▶ _INSTRUCTIONS FOR THE TASK_
Can you retype every record below exactly as written?

:::::

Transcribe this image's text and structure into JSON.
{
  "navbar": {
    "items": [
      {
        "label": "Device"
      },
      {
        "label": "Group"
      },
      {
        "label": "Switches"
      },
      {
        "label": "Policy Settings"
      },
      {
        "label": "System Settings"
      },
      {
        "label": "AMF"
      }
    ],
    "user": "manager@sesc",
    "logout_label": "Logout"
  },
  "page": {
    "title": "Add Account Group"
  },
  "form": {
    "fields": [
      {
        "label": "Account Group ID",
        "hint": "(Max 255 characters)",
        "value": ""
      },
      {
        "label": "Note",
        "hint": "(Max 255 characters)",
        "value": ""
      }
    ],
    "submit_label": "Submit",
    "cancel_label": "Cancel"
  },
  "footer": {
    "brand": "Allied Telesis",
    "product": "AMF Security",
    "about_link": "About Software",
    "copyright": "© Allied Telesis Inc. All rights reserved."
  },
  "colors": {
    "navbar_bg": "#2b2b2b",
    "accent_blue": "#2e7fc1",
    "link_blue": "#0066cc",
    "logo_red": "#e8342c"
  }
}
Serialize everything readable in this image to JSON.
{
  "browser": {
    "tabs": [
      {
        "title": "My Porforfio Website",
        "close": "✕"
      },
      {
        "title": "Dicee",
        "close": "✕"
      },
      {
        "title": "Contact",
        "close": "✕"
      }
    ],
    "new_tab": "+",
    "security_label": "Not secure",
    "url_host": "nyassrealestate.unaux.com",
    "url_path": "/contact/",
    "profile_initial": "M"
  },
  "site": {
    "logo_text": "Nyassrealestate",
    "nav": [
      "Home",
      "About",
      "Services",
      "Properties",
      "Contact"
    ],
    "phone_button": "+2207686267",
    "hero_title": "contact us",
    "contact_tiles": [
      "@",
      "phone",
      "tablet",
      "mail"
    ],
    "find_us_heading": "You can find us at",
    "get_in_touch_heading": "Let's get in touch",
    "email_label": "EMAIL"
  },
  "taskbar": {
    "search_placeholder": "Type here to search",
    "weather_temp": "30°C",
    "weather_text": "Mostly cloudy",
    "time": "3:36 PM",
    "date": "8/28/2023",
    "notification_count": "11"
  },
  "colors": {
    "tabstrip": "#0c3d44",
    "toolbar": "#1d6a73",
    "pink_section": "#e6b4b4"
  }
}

:::::

▶ _SOLUTION TO THIS TASK_
Transcribe this image's text and structure into JSON.
{
  "navbar": {
    "items": [
      {
        "label": "Device"
      },
      {
        "label": "Group"
      },
      {
        "label": "Switches"
      },
      {
        "label": "Policy Settings"
      },
      {
        "label": "System Settings"
      },
      {
        "label": "AMF"
      }
    ],
    "user": "manager@sesc",
    "logout_label": "Logout"
  },
  "page": {
    "title": "Add Account Group"
  },
  "form": {
    "fields": [
      {
        "label": "Account Group ID",
        "hint": "(Max 255 characters)",
        "value": ""
      },
      {
        "label": "Note",
        "hint": "(Max 255 characters)",
        "value": ""
      }
    ],
    "submit_label": "Submit",
    "cancel_label": "Cancel"
  },
  "footer": {
    "brand": "Allied Telesis",
    "product": "AMF Security",
    "about_link": "About Software",
    "copyright": "© Allied Telesis Inc. All rights reserved."
  },
  "colors": {
    "navbar_bg": "#2b2b2b",
    "accent_blue": "#2e7fc1",
    "link_blue": "#0066cc",
    "logo_red": "#e8342c"
  }
}
Serialize everything readable in this image to JSON.
{
  "browser": {
    "tabs": [
      {
        "title": "My Porforfio Website",
        "close": "✕"
      },
      {
        "title": "Dicee",
        "close": "✕"
      },
      {
        "title": "Contact",
        "close": "✕"
      }
    ],
    "new_tab": "+",
    "security_label": "Not secure",
    "url_host": "nyassrealestate.unaux.com",
    "url_path": "/contact/",
    "profile_initial": "M"
  },
  "site": {
    "logo_text": "Nyassrealestate",
    "nav": [
      "Home",
      "About",
      "Services",
      "Properties",
      "Contact"
    ],
    "phone_button": "+2207686267",
    "hero_title": "contact us",
    "contact_tiles": [
      "@",
      "phone",
      "tablet",
      "mail"
    ],
    "find_us_heading": "You can find us at",
    "get_in_touch_heading": "Let's get in touch",
    "email_label": "EMAIL"
  },
  "taskbar": {
    "search_placeholder": "Type here to search",
    "weather_temp": "30°C",
    "weather_text": "Mostly cloudy",
    "time": "3:36 PM",
    "date": "8/28/2023",
    "notification_count": "11"
  },
  "colors": {
    "tabstrip": "#0c3d44",
    "toolbar": "#1d6a73",
    "pink_section": "#e6b4b4"
  }
}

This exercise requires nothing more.